[STORED DATA start]

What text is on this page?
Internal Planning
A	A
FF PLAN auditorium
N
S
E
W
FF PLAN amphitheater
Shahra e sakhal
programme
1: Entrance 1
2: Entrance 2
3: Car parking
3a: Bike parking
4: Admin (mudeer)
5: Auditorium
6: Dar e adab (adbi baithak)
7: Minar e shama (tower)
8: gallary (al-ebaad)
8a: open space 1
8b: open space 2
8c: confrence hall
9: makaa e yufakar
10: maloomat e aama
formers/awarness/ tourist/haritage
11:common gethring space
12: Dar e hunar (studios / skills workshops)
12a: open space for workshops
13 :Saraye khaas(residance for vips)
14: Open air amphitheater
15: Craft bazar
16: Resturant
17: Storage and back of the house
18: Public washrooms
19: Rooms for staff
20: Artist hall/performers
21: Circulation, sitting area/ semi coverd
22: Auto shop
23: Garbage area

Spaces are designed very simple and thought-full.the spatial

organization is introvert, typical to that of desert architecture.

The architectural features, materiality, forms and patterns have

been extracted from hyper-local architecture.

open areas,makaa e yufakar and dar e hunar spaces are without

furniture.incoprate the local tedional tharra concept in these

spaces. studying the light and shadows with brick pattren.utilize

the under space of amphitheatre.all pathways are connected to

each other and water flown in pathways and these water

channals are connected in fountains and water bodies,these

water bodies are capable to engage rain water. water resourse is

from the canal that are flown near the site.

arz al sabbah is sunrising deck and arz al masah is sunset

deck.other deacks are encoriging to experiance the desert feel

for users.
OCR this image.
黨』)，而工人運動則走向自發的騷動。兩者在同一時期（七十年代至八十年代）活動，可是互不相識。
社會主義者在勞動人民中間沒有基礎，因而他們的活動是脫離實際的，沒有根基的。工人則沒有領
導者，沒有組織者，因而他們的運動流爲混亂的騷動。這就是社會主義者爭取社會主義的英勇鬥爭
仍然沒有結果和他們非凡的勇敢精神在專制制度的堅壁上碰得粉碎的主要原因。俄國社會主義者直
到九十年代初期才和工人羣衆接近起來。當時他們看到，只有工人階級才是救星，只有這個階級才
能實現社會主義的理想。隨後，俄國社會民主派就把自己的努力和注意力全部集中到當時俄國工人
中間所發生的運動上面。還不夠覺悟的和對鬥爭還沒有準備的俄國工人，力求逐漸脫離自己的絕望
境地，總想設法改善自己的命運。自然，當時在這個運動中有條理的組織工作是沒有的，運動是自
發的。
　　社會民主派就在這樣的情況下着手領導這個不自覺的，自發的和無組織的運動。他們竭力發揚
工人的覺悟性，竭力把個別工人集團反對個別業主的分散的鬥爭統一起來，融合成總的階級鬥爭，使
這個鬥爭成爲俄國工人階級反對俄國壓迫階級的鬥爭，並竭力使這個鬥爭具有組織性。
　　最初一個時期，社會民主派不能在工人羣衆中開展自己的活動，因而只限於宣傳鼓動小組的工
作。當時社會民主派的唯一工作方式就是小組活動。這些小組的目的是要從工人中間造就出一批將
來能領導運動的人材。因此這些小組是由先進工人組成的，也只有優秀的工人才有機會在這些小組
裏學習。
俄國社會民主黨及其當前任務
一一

[STORED DATA end]

> **EXERCISE DETAILS**: All of the data shown above must be copied exactly.

> **RESULT FOR THIS TASK**:
What text is on this page?
Internal Planning
A	A
FF PLAN auditorium
N
S
E
W
FF PLAN amphitheater
Shahra e sakhal
programme
1: Entrance 1
2: Entrance 2
3: Car parking
3a: Bike parking
4: Admin (mudeer)
5: Auditorium
6: Dar e adab (adbi baithak)
7: Minar e shama (tower)
8: gallary (al-ebaad)
8a: open space 1
8b: open space 2
8c: confrence hall
9: makaa e yufakar
10: maloomat e aama
formers/awarness/ tourist/haritage
11:common gethring space
12: Dar e hunar (studios / skills workshops)
12a: open space for workshops
13 :Saraye khaas(residance for vips)
14: Open air amphitheater
15: Craft bazar
16: Resturant
17: Storage and back of the house
18: Public washrooms
19: Rooms for staff
20: Artist hall/performers
21: Circulation, sitting area/ semi coverd
22: Auto shop
23: Garbage area

Spaces are designed very simple and thought-full.the spatial

organization is introvert, typical to that of desert architecture.

The architectural features, materiality, forms and patterns have

been extracted from hyper-local architecture.

open areas,makaa e yufakar and dar e hunar spaces are without

furniture.incoprate the local tedional tharra concept in these

spaces. studying the light and shadows with brick pattren.utilize

the under space of amphitheatre.all pathways are connected to

each other and water flown in pathways and these water

channals are connected in fountains and water bodies,these

water bodies are capable to engage rain water. water resourse is

from the canal that are flown near the site.

arz al sabbah is sunrising deck and arz al masah is sunset

deck.other deacks are encoriging to experiance the desert feel

for users.
OCR this image.
黨』)，而工人運動則走向自發的騷動。兩者在同一時期（七十年代至八十年代）活動，可是互不相識。
社會主義者在勞動人民中間沒有基礎，因而他們的活動是脫離實際的，沒有根基的。工人則沒有領
導者，沒有組織者，因而他們的運動流爲混亂的騷動。這就是社會主義者爭取社會主義的英勇鬥爭
仍然沒有結果和他們非凡的勇敢精神在專制制度的堅壁上碰得粉碎的主要原因。俄國社會主義者直
到九十年代初期才和工人羣衆接近起來。當時他們看到，只有工人階級才是救星，只有這個階級才
能實現社會主義的理想。隨後，俄國社會民主派就把自己的努力和注意力全部集中到當時俄國工人
中間所發生的運動上面。還不夠覺悟的和對鬥爭還沒有準備的俄國工人，力求逐漸脫離自己的絕望
境地，總想設法改善自己的命運。自然，當時在這個運動中有條理的組織工作是沒有的，運動是自
發的。
　　社會民主派就在這樣的情況下着手領導這個不自覺的，自發的和無組織的運動。他們竭力發揚
工人的覺悟性，竭力把個別工人集團反對個別業主的分散的鬥爭統一起來，融合成總的階級鬥爭，使
這個鬥爭成爲俄國工人階級反對俄國壓迫階級的鬥爭，並竭力使這個鬥爭具有組織性。
　　最初一個時期，社會民主派不能在工人羣衆中開展自己的活動，因而只限於宣傳鼓動小組的工
作。當時社會民主派的唯一工作方式就是小組活動。這些小組的目的是要從工人中間造就出一批將
來能領導運動的人材。因此這些小組是由先進工人組成的，也只有優秀的工人才有機會在這些小組
裏學習。
俄國社會民主黨及其當前任務
一一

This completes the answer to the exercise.